■ **Exercise requirements**: Give every line from the entries that contains "Working".
* begin Excerpted records *
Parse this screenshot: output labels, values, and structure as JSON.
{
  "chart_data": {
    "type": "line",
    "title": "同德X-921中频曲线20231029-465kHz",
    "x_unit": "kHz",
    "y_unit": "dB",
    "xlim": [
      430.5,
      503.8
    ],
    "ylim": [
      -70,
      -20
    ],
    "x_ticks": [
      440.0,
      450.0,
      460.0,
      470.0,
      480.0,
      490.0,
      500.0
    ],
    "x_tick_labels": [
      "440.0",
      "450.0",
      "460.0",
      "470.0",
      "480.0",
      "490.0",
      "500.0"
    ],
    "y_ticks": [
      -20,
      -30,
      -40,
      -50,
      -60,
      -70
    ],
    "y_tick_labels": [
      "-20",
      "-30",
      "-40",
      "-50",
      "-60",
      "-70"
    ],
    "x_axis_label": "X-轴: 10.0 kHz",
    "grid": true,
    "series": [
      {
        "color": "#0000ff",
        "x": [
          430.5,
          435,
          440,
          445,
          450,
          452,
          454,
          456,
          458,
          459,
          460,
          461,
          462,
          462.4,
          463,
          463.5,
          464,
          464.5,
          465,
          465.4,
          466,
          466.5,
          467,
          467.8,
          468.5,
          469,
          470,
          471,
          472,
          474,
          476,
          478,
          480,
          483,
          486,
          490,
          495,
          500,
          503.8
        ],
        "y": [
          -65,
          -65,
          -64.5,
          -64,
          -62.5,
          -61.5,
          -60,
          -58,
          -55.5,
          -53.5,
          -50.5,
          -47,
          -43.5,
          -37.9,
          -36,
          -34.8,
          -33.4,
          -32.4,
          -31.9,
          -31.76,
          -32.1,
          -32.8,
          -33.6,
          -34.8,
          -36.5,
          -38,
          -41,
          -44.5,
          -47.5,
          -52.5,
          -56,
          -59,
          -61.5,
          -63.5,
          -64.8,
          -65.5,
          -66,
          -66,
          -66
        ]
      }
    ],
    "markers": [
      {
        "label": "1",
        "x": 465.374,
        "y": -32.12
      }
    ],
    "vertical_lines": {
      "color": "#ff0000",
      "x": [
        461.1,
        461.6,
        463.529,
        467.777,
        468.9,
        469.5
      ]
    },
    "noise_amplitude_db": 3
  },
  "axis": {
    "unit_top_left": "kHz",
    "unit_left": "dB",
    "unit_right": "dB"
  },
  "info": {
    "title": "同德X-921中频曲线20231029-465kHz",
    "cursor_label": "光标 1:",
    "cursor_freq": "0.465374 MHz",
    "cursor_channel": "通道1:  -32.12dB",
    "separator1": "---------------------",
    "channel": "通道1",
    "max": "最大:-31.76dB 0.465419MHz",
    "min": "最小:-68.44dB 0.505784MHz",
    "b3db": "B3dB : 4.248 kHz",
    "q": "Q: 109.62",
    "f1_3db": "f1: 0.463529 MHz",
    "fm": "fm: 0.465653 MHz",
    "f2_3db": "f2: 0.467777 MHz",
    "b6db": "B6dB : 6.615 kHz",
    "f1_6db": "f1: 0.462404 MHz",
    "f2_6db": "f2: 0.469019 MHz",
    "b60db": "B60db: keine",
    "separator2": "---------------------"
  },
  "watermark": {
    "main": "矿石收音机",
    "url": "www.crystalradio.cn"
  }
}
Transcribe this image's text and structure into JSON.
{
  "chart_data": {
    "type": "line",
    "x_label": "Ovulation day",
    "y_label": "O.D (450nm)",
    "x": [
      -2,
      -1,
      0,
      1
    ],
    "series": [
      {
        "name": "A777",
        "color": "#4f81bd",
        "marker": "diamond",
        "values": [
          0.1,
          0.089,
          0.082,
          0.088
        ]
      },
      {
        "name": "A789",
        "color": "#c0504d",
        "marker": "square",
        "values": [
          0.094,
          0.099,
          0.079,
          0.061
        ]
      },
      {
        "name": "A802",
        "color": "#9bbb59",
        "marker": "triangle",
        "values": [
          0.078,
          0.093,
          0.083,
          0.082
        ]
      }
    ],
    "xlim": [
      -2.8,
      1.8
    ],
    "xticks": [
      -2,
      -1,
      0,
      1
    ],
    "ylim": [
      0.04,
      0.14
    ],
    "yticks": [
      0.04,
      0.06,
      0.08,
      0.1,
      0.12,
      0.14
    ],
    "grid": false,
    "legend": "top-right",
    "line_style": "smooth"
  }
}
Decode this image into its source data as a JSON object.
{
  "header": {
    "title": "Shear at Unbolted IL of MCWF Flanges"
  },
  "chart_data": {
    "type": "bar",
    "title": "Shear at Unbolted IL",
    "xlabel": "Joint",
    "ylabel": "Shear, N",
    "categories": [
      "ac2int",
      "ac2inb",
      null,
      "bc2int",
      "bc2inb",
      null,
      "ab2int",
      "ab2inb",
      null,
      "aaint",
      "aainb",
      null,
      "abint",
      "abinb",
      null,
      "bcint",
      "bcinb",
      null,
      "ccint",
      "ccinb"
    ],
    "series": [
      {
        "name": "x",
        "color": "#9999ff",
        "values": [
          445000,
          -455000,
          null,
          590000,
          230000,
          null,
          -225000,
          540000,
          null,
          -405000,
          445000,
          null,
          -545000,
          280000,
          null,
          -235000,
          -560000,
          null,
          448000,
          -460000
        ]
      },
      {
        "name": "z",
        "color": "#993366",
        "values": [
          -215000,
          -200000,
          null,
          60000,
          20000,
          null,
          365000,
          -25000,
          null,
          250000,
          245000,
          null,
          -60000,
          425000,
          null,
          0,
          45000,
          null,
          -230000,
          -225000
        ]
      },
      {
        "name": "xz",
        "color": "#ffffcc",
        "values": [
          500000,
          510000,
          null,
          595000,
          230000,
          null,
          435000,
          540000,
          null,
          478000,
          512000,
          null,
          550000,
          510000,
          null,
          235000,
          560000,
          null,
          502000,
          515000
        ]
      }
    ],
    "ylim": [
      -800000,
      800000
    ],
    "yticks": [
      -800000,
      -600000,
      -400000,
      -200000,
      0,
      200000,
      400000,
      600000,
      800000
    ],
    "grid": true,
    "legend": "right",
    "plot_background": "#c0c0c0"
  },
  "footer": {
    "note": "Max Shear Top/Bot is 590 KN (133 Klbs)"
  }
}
* end Excerpted records *
* begin Excerpted records *
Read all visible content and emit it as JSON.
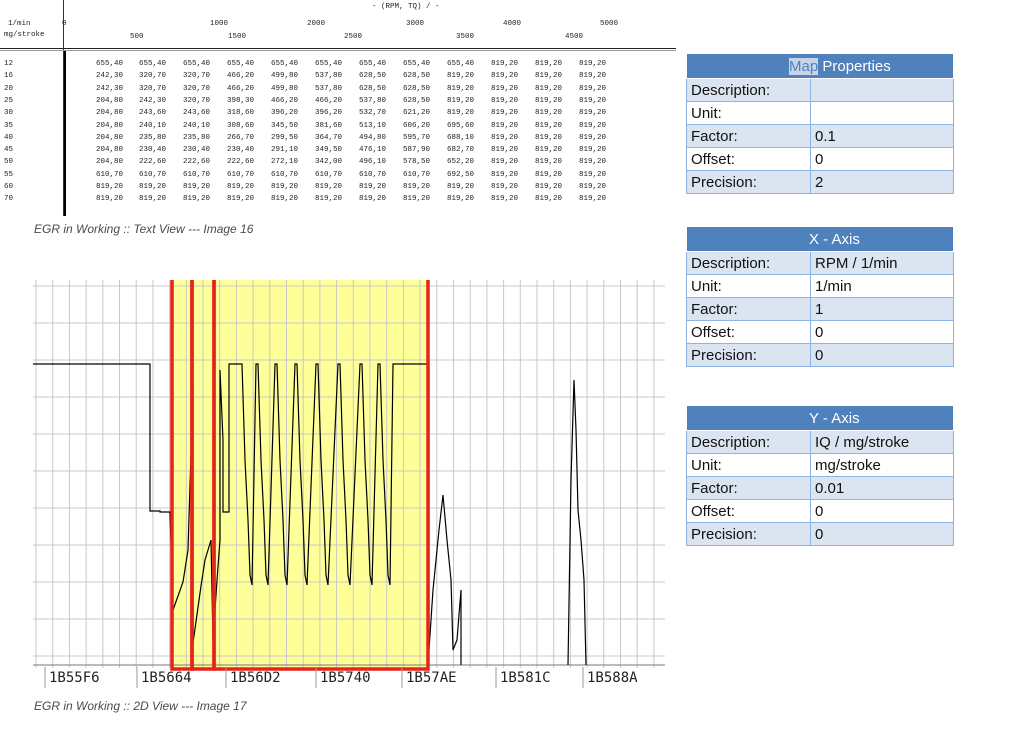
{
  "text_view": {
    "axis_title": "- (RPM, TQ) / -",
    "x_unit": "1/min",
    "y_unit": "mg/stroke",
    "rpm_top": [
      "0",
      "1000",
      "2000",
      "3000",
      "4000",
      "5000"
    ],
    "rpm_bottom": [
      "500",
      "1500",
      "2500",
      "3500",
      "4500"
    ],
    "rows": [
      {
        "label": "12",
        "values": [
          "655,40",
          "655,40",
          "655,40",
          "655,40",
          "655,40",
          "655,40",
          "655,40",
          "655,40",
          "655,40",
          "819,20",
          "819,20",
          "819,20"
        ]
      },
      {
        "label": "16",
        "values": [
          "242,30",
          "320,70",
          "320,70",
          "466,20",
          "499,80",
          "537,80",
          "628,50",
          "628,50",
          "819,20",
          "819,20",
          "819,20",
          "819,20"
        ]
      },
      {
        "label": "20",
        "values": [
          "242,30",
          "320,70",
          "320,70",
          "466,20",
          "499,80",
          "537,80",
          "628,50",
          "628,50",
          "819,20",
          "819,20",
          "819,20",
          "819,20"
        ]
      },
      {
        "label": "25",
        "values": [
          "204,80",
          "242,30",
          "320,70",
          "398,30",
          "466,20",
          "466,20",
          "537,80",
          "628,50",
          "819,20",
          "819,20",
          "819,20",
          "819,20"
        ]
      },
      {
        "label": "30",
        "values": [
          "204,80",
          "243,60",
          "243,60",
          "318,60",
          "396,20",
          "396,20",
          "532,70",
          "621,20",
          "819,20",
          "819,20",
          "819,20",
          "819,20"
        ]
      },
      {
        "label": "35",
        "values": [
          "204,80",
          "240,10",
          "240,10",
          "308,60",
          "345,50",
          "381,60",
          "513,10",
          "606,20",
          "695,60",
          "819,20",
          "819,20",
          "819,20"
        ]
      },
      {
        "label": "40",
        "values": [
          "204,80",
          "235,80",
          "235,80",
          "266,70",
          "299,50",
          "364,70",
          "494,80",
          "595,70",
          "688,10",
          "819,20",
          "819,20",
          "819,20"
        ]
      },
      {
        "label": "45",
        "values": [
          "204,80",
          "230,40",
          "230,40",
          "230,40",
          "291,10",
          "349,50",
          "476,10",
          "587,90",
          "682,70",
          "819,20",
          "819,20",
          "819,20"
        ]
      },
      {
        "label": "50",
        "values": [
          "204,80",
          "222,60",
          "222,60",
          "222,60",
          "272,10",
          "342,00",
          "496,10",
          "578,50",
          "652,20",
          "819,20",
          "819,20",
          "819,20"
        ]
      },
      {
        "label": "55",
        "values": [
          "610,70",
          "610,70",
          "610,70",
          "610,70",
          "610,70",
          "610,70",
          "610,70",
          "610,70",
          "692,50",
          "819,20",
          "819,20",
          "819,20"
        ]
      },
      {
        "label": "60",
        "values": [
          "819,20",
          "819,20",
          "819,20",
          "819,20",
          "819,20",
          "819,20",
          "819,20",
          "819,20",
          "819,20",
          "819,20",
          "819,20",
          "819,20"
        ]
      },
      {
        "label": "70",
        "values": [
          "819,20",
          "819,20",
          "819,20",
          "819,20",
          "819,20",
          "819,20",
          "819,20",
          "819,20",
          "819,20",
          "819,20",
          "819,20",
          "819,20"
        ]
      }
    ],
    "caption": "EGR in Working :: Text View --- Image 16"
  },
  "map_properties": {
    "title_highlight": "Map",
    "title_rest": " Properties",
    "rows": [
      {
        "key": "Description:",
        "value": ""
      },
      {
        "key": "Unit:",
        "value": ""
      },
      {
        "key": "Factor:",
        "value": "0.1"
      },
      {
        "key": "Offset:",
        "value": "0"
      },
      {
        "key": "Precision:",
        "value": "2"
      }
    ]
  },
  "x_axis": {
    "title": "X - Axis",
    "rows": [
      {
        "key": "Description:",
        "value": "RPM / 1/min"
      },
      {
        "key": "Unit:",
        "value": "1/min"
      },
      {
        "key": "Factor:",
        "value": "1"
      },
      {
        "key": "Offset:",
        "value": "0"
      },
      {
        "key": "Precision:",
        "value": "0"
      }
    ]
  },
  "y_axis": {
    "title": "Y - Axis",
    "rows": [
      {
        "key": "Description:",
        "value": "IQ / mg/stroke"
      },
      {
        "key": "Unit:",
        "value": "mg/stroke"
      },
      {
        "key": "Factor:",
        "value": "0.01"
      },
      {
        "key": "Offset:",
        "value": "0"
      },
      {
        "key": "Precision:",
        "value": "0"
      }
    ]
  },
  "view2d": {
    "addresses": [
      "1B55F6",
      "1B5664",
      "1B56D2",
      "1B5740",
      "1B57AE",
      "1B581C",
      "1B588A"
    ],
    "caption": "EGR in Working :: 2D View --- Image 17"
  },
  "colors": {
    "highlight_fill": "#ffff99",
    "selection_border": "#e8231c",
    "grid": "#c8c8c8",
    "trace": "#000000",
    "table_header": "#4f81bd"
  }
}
* end Excerpted records *
■ **Full response**:
    "caption": "EGR in Working :: Text View --- Image 16"
    "caption": "EGR in Working :: 2D View --- Image 17"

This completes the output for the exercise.